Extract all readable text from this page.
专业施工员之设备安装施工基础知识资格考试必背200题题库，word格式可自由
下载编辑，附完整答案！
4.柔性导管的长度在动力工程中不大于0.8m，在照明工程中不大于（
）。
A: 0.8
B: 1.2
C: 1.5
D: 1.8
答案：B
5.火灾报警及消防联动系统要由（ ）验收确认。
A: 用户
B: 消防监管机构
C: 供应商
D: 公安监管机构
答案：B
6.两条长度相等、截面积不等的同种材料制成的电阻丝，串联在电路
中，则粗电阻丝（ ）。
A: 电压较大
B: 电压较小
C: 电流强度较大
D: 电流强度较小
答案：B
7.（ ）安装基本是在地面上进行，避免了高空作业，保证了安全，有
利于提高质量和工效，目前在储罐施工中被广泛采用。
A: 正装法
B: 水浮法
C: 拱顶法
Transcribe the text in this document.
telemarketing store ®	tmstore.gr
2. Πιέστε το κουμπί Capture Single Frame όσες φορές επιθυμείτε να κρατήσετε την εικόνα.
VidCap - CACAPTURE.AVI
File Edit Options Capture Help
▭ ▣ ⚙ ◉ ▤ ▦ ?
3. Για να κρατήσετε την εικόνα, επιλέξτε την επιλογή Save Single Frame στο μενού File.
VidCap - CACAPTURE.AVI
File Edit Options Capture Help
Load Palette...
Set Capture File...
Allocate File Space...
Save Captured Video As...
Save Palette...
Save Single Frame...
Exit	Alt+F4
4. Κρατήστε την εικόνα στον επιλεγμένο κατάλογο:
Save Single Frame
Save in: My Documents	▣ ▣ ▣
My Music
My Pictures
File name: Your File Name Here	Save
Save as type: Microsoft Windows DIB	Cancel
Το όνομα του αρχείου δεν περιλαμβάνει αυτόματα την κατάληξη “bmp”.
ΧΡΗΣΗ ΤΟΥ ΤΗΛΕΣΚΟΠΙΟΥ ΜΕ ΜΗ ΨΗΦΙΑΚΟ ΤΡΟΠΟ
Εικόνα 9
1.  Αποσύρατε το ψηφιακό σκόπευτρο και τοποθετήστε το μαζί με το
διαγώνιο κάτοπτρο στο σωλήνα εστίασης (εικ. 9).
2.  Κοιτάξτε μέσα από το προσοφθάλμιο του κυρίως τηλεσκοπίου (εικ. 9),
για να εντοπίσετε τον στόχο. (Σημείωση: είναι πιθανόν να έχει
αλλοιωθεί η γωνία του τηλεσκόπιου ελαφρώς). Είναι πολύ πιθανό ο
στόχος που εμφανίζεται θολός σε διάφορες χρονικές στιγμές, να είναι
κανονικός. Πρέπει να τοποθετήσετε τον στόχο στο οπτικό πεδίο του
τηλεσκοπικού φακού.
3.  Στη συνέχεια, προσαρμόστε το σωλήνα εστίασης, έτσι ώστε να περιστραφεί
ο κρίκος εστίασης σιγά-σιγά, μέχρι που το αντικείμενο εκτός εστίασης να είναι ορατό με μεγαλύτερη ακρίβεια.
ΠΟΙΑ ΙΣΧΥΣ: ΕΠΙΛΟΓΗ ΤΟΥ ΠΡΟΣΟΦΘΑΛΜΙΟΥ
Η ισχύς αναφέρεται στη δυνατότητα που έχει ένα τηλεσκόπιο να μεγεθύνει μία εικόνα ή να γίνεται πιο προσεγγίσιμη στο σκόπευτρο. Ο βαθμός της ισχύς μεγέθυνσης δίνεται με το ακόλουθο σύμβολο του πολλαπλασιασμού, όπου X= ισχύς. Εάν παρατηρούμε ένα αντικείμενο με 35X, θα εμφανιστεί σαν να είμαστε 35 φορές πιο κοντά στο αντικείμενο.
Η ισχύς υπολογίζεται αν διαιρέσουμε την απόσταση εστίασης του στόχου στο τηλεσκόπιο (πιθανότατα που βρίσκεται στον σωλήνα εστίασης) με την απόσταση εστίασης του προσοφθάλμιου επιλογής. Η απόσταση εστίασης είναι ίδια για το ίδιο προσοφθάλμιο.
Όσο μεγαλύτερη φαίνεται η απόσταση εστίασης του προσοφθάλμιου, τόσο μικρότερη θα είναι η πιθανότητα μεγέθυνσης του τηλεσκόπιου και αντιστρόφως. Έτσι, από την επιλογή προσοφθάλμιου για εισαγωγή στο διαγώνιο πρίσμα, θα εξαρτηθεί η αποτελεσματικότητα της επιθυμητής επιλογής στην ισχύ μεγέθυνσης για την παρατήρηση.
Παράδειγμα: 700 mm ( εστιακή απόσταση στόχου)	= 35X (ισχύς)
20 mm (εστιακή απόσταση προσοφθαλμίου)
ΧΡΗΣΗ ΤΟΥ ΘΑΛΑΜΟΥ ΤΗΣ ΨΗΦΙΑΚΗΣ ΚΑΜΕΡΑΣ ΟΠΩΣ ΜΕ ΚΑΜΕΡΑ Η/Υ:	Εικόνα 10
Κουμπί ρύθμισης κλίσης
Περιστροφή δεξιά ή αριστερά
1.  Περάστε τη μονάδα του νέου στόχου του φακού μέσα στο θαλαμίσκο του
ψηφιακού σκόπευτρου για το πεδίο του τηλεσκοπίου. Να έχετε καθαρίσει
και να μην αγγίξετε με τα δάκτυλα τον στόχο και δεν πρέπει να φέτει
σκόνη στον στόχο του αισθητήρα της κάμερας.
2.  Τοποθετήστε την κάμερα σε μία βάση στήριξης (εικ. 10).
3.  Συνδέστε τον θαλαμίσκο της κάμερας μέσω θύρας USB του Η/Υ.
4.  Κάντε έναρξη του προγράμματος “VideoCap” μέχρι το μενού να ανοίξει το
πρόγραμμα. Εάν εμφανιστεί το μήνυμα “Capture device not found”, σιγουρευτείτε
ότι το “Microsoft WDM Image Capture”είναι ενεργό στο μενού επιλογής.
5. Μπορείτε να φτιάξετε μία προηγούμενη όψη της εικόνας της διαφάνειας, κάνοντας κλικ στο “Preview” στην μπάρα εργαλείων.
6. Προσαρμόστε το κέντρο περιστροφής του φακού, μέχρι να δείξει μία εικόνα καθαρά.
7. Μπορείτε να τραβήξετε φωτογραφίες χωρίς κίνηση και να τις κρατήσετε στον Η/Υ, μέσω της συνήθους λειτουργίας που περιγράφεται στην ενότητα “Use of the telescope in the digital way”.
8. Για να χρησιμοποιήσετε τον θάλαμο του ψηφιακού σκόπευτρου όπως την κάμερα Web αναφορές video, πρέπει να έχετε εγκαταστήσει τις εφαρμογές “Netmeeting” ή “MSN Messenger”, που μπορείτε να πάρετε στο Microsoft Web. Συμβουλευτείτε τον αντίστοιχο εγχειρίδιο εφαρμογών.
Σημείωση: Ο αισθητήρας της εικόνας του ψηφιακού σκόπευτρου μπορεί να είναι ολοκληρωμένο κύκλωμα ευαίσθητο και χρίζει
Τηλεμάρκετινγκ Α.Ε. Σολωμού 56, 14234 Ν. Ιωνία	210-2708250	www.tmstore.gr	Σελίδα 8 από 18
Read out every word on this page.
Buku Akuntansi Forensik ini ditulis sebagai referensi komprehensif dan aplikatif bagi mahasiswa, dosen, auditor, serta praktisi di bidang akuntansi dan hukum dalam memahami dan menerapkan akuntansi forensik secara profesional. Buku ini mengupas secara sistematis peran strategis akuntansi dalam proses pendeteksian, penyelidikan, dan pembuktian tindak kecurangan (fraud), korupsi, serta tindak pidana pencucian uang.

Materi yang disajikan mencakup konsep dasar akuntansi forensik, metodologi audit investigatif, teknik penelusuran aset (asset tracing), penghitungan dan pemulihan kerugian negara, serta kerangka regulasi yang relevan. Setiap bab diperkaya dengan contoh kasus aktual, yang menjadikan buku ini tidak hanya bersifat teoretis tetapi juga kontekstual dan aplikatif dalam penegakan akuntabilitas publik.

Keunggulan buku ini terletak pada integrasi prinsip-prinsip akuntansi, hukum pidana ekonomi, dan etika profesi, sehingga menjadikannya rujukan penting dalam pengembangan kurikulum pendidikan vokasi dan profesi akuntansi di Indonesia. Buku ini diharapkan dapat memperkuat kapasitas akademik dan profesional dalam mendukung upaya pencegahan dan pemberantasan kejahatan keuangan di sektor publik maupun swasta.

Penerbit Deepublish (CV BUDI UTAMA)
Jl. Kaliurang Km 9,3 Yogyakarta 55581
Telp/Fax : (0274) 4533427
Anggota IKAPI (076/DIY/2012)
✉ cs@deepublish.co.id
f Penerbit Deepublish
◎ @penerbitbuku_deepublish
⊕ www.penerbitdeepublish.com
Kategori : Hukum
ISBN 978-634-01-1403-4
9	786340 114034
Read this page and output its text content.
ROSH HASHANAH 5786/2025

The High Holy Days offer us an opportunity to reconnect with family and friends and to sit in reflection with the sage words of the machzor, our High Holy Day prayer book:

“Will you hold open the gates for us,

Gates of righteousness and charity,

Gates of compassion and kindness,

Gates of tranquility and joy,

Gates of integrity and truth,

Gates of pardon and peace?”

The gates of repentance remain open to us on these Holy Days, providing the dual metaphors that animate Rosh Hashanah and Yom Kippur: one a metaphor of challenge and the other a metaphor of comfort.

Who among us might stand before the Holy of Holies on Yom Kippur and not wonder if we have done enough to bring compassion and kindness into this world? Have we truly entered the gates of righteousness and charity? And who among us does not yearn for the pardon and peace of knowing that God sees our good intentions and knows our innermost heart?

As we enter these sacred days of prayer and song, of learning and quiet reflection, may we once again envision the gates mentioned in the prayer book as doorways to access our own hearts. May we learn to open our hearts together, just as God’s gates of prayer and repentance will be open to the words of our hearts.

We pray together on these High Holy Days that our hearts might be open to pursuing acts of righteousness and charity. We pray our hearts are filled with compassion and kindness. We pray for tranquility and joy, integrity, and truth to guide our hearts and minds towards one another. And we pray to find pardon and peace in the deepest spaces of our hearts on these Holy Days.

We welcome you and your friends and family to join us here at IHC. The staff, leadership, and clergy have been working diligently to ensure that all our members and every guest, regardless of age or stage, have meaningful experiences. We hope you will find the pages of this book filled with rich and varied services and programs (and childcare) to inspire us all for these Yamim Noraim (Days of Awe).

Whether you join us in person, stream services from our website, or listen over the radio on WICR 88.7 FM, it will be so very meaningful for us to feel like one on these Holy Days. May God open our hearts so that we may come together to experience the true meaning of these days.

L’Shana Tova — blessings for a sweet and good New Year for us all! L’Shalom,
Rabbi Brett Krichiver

◆ **DESCRIPTION OF THE TASK**
Single out each line of the records above with the string "μέσα" in it, and copy it.

◆ **SOLUTION TO THE EXERCISE**
2.  Κοιτάξτε μέσα από το προσοφθάλμιο του κυρίως τηλεσκοπίου (εικ. 9),
1.  Περάστε τη μονάδα του νέου στόχου του φακού μέσα στο θαλαμίσκο του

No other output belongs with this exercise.